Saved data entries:
** begin **

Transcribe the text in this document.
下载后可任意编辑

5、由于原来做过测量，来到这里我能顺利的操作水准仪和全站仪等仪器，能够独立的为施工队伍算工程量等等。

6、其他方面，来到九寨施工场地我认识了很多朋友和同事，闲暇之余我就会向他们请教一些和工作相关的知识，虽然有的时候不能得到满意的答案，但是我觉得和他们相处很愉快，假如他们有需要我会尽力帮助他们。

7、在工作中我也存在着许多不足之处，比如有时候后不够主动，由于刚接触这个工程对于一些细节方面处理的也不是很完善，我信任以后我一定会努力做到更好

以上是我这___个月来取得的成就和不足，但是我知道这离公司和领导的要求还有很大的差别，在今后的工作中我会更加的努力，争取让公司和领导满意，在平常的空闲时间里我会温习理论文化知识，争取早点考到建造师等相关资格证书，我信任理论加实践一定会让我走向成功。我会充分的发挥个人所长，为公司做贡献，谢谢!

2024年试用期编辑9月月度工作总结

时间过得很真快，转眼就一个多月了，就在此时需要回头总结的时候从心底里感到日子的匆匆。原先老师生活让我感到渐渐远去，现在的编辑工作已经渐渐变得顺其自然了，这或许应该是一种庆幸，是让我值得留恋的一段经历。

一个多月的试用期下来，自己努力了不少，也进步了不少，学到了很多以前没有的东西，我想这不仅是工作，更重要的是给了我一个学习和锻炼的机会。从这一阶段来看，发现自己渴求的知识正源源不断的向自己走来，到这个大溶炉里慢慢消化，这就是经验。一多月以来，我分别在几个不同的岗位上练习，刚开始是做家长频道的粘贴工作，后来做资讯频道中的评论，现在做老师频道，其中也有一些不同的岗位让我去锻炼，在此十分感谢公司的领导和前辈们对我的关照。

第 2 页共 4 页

** end **

Write out the whole listing exactly.

Transcribe the text in this document.
下载后可任意编辑

5、由于原来做过测量，来到这里我能顺利的操作水准仪和全站仪等仪器，能够独立的为施工队伍算工程量等等。

6、其他方面，来到九寨施工场地我认识了很多朋友和同事，闲暇之余我就会向他们请教一些和工作相关的知识，虽然有的时候不能得到满意的答案，但是我觉得和他们相处很愉快，假如他们有需要我会尽力帮助他们。

7、在工作中我也存在着许多不足之处，比如有时候后不够主动，由于刚接触这个工程对于一些细节方面处理的也不是很完善，我信任以后我一定会努力做到更好

以上是我这___个月来取得的成就和不足，但是我知道这离公司和领导的要求还有很大的差别，在今后的工作中我会更加的努力，争取让公司和领导满意，在平常的空闲时间里我会温习理论文化知识，争取早点考到建造师等相关资格证书，我信任理论加实践一定会让我走向成功。我会充分的发挥个人所长，为公司做贡献，谢谢!

2024年试用期编辑9月月度工作总结

时间过得很真快，转眼就一个多月了，就在此时需要回头总结的时候从心底里感到日子的匆匆。原先老师生活让我感到渐渐远去，现在的编辑工作已经渐渐变得顺其自然了，这或许应该是一种庆幸，是让我值得留恋的一段经历。

一个多月的试用期下来，自己努力了不少，也进步了不少，学到了很多以前没有的东西，我想这不仅是工作，更重要的是给了我一个学习和锻炼的机会。从这一阶段来看，发现自己渴求的知识正源源不断的向自己走来，到这个大溶炉里慢慢消化，这就是经验。一多月以来，我分别在几个不同的岗位上练习，刚开始是做家长频道的粘贴工作，后来做资讯频道中的评论，现在做老师频道，其中也有一些不同的岗位让我去锻炼，在此十分感谢公司的领导和前辈们对我的关照。

第 2 页共 4 页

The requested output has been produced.